Material for the task –
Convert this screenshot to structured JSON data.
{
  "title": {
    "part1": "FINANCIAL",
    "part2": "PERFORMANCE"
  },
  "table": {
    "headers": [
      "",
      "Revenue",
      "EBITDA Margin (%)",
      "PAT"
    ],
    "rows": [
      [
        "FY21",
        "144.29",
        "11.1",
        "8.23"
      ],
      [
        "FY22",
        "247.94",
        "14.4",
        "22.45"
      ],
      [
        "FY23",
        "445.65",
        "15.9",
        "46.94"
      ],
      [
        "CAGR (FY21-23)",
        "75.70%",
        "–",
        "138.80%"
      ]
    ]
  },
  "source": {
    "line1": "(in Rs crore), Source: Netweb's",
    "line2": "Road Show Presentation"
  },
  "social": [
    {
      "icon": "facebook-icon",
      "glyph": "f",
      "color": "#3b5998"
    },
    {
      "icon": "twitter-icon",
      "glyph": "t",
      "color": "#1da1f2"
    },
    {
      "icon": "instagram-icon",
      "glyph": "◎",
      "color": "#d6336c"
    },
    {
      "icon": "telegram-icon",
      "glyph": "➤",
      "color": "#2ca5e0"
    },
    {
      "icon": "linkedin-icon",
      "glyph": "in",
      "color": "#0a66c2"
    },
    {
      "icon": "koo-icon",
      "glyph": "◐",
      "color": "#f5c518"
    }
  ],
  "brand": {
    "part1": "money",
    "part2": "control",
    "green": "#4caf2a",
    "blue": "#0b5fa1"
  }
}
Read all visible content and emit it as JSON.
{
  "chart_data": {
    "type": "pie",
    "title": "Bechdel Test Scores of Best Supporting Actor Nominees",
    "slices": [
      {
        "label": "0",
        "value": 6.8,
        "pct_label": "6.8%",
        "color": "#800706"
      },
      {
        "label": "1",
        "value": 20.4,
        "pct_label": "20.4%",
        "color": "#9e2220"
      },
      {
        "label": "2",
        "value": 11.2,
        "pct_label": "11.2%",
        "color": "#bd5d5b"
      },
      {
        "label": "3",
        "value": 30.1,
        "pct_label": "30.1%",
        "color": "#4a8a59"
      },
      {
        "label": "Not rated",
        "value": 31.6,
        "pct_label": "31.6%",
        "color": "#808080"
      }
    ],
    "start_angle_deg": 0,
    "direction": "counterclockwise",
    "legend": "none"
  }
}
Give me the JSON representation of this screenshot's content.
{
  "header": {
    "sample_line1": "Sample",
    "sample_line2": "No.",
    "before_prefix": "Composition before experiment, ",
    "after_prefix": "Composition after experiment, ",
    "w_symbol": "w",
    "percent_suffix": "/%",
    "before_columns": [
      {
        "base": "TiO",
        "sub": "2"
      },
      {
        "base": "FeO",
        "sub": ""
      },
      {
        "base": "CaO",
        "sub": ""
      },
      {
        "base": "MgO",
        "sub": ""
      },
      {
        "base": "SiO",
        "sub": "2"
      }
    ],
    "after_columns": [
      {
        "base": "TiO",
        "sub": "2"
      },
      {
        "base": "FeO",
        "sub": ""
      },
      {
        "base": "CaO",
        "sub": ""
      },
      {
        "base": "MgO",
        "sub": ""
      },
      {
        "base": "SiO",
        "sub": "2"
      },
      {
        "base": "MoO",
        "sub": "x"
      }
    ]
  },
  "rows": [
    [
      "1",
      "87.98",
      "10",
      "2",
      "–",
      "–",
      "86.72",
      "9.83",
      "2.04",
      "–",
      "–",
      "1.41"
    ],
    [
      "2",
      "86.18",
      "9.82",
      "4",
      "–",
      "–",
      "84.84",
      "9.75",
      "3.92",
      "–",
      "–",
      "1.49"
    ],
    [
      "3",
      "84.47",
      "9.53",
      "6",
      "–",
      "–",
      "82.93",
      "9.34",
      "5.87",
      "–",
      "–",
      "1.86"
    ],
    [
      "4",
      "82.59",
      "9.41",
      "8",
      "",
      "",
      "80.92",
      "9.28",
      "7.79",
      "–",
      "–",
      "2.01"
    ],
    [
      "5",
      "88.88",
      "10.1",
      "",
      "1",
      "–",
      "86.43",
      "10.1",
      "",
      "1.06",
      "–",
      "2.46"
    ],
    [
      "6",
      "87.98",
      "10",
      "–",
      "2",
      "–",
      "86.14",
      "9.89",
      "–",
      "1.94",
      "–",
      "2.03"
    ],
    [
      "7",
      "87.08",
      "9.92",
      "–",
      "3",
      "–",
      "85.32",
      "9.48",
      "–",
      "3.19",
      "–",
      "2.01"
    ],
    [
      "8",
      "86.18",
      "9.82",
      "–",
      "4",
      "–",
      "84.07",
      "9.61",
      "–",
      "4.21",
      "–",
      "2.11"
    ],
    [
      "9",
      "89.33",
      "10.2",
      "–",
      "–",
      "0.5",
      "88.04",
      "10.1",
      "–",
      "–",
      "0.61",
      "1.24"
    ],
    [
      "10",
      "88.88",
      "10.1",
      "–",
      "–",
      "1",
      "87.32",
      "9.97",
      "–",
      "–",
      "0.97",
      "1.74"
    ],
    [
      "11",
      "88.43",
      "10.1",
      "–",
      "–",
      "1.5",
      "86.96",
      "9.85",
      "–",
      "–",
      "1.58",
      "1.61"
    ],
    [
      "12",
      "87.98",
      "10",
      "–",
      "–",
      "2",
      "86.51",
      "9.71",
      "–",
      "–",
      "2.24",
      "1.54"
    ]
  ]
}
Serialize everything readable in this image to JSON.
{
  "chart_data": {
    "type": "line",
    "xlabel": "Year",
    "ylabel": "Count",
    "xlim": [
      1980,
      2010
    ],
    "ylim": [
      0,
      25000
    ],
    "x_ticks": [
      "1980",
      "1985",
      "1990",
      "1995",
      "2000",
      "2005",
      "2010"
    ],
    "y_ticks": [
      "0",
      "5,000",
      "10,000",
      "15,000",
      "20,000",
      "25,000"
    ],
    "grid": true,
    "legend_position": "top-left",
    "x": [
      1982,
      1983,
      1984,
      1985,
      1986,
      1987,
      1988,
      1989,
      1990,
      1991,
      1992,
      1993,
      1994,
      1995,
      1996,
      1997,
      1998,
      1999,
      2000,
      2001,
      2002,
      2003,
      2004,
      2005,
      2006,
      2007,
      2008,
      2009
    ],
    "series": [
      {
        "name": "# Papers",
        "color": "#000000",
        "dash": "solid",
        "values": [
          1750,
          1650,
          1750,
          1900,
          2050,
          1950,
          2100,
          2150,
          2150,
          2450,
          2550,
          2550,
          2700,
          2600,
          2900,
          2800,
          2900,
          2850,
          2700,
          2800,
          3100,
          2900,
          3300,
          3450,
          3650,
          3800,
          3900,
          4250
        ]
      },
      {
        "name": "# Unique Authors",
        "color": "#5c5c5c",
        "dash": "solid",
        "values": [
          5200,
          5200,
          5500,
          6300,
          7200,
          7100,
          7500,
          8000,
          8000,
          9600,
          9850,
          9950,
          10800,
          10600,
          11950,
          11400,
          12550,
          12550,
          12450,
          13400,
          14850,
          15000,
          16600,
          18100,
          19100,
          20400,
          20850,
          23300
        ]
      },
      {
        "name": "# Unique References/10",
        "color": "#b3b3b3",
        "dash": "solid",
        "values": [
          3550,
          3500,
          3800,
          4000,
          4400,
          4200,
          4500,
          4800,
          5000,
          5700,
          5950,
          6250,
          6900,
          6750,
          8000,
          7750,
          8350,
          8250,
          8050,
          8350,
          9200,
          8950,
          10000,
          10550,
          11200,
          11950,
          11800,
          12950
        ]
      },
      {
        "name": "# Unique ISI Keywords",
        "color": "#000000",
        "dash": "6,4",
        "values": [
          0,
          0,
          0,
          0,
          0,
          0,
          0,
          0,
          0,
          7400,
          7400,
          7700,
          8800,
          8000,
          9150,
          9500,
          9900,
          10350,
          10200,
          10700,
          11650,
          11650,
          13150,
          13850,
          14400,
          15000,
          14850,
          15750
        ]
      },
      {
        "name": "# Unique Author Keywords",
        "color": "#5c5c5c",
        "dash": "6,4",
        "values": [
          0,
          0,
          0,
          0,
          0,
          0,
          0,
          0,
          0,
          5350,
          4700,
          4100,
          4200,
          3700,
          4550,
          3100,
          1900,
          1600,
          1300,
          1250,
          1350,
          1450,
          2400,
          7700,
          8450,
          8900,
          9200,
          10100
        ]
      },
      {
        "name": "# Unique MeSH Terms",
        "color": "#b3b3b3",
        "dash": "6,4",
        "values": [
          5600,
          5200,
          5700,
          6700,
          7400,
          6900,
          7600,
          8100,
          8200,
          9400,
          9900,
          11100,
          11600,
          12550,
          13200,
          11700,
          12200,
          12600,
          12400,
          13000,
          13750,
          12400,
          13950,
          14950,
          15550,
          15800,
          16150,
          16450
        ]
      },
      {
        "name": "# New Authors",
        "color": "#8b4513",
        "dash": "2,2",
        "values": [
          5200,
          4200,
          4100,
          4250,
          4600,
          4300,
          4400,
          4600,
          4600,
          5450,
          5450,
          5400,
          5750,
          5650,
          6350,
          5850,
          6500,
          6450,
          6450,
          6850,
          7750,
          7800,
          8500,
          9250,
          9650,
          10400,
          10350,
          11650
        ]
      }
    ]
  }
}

What you need to do –
In the listing above, find each line with the word "this" and copy it.

Written response –
Convert this screenshot to structured JSON data.
Give me the JSON representation of this screenshot's content.
Serialize everything readable in this image to JSON.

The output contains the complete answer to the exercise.